Short problem
Reproduce the following lines verbatim, keeping every word, number and punctuation mark unchanged.
= = = = = = =
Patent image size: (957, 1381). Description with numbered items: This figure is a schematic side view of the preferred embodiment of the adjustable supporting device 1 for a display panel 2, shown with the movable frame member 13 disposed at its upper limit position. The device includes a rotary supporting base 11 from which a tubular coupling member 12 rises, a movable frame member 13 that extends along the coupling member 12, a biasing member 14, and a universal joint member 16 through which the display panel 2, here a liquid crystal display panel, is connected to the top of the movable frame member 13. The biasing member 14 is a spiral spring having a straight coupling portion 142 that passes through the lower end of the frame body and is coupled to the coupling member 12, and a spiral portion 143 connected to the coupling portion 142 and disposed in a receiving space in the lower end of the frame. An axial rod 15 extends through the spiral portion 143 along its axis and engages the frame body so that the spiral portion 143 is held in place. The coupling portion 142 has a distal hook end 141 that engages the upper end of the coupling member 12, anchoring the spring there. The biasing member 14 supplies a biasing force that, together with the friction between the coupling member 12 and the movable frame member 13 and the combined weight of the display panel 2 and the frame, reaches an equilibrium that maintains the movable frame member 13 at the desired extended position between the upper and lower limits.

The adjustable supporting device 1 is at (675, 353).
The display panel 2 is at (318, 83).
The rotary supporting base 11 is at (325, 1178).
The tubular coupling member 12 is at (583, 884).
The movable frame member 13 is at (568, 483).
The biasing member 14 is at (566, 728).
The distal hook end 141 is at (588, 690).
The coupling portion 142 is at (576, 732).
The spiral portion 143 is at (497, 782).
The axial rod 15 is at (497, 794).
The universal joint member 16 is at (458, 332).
= = = = = = =
Written answer
Patent image size: (957, 1381). Description with numbered items: This figure is a schematic side view of the preferred embodiment of the adjustable supporting device 1 for a display panel 2, shown with the movable frame member 13 disposed at its upper limit position. The device includes a rotary supporting base 11 from which a tubular coupling member 12 rises, a movable frame member 13 that extends along the coupling member 12, a biasing member 14, and a universal joint member 16 through which the display panel 2, here a liquid crystal display panel, is connected to the top of the movable frame member 13. The biasing member 14 is a spiral spring having a straight coupling portion 142 that passes through the lower end of the frame body and is coupled to the coupling member 12, and a spiral portion 143 connected to the coupling portion 142 and disposed in a receiving space in the lower end of the frame. An axial rod 15 extends through the spiral portion 143 along its axis and engages the frame body so that the spiral portion 143 is held in place. The coupling portion 142 has a distal hook end 141 that engages the upper end of the coupling member 12, anchoring the spring there. The biasing member 14 supplies a biasing force that, together with the friction between the coupling member 12 and the movable frame member 13 and the combined weight of the display panel 2 and the frame, reaches an equilibrium that maintains the movable frame member 13 at the desired extended position between the upper and lower limits.

The adjustable supporting device 1 is at (675, 353).
The display panel 2 is at (318, 83).
The rotary supporting base 11 is at (325, 1178).
The tubular coupling member 12 is at (583, 884).
The movable frame member 13 is at (568, 483).
The biasing member 14 is at (566, 728).
The distal hook end 141 is at (588, 690).
The coupling portion 142 is at (576, 732).
The spiral portion 143 is at (497, 782).
The axial rod 15 is at (497, 794).
The universal joint member 16 is at (458, 332).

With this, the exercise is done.